### WRITTEN INSTRUCTION:
Copy every line of the following data that includes the string "Cards".

[Structured figure records]

::::::::

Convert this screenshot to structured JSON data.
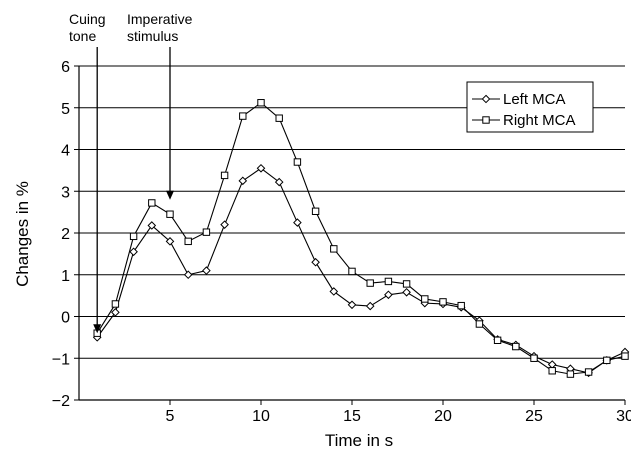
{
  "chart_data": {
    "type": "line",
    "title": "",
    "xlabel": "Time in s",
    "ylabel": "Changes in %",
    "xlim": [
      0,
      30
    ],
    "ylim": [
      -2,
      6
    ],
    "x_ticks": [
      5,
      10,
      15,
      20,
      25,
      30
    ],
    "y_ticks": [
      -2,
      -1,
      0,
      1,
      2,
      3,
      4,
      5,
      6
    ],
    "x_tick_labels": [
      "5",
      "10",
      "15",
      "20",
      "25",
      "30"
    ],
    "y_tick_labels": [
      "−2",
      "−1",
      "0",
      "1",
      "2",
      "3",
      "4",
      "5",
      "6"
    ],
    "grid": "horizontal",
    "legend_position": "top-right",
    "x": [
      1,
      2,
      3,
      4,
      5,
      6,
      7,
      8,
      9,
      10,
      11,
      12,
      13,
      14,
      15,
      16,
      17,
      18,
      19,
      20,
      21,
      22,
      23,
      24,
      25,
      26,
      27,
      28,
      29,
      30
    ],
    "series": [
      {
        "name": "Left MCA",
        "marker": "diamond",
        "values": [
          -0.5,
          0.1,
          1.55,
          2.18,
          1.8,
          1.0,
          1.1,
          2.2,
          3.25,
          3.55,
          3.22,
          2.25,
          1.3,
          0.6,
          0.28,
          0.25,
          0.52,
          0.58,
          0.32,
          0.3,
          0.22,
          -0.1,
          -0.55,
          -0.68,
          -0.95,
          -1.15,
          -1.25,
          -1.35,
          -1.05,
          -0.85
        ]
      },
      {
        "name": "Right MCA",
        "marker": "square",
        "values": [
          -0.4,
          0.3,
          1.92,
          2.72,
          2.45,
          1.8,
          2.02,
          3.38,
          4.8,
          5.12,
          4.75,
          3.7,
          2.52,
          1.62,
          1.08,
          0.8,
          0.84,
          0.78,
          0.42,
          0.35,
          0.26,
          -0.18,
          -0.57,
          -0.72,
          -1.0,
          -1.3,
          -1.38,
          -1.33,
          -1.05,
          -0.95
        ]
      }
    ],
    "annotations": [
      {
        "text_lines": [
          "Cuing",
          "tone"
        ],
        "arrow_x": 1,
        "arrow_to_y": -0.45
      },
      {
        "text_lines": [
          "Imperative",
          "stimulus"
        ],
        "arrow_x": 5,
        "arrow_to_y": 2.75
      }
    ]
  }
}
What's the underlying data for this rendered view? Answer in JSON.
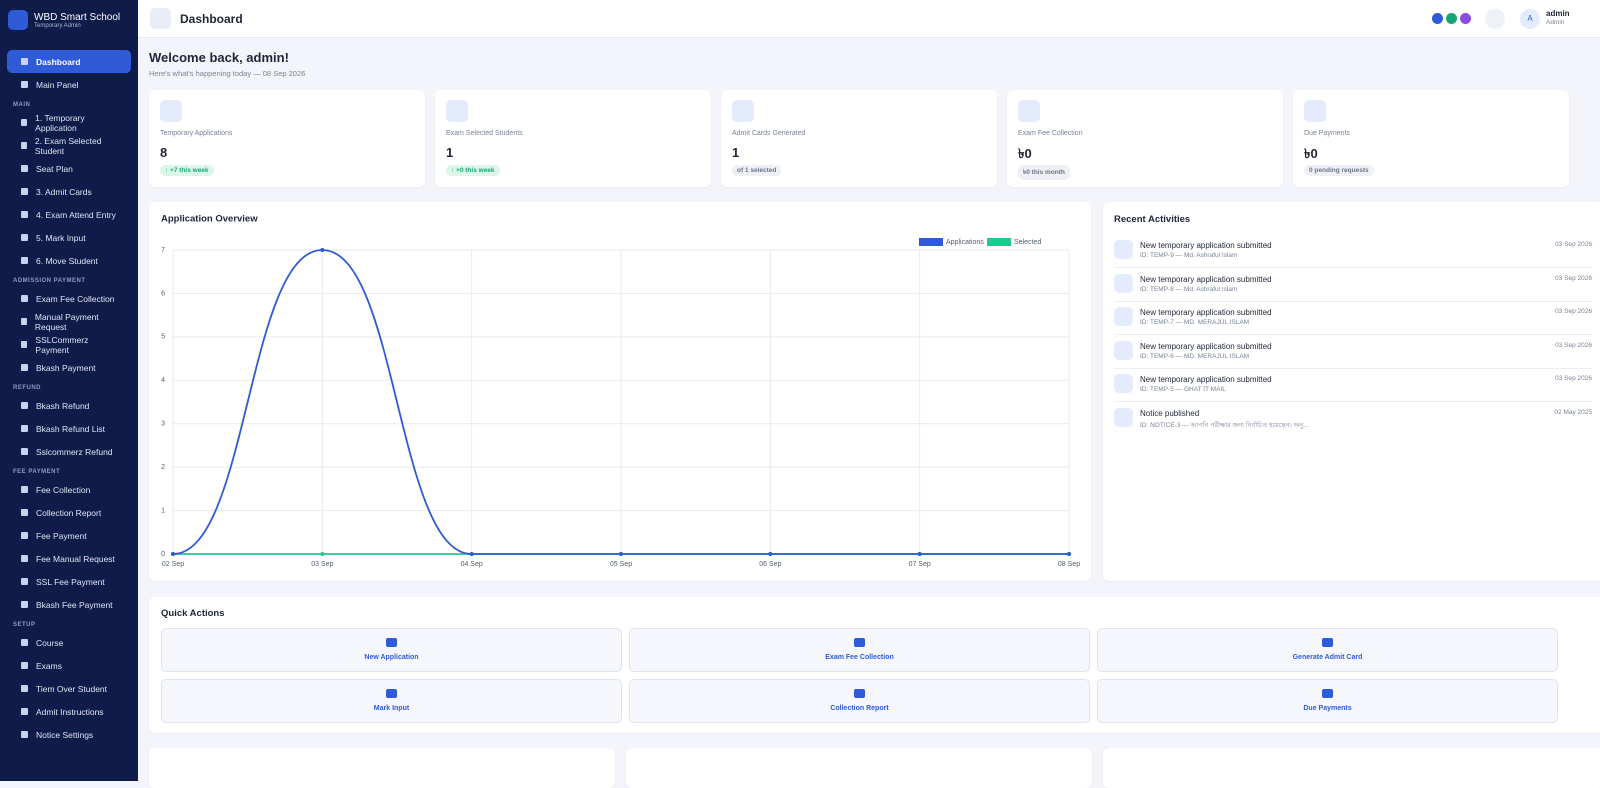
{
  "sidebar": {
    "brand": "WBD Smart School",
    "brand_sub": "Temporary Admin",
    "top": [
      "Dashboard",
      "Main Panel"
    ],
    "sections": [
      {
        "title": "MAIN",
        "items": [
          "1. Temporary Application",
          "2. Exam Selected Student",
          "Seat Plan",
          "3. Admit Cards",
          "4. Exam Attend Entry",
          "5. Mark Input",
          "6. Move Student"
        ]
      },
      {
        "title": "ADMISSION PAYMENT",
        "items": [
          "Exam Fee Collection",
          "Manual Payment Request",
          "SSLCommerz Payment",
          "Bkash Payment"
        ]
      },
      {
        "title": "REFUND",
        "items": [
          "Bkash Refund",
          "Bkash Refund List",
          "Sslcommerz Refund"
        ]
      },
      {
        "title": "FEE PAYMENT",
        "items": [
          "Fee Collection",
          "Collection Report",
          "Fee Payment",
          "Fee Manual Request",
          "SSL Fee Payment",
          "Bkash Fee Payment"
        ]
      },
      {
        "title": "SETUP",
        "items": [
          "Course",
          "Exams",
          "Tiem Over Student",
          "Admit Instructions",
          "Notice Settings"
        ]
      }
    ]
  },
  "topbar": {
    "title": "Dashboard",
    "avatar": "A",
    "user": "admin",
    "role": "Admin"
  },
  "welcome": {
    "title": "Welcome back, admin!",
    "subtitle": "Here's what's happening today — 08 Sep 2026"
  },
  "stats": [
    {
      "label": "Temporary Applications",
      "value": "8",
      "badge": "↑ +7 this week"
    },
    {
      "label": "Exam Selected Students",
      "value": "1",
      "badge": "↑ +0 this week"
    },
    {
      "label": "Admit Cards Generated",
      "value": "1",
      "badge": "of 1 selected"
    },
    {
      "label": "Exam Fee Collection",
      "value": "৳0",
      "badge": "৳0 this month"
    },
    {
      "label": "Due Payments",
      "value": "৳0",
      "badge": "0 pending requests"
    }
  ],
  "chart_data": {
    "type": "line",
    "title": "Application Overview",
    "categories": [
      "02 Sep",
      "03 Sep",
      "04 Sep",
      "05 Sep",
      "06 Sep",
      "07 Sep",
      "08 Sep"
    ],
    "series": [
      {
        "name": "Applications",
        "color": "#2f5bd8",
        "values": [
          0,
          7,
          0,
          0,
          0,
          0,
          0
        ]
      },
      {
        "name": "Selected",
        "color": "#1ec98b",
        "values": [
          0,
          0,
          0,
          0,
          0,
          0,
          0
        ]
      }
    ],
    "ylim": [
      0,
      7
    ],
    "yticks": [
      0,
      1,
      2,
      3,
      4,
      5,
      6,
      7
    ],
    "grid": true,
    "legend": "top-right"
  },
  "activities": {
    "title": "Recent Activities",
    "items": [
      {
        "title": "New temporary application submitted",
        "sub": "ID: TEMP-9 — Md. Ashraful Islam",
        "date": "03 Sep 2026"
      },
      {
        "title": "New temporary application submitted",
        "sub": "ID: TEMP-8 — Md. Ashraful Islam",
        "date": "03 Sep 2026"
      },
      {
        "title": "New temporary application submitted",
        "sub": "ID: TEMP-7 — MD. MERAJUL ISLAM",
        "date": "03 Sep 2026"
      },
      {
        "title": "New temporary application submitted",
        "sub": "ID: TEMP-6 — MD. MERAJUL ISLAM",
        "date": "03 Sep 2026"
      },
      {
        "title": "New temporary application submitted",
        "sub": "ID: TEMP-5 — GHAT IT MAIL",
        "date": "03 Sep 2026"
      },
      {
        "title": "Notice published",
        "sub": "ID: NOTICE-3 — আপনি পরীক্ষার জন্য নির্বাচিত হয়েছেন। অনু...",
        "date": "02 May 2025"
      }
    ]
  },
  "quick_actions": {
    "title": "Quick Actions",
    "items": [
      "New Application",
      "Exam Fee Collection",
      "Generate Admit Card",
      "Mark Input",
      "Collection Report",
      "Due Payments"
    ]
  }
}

::::::::

### IN RESPONSE:
          "3. Admit Cards",
      "label": "Admit Cards Generated",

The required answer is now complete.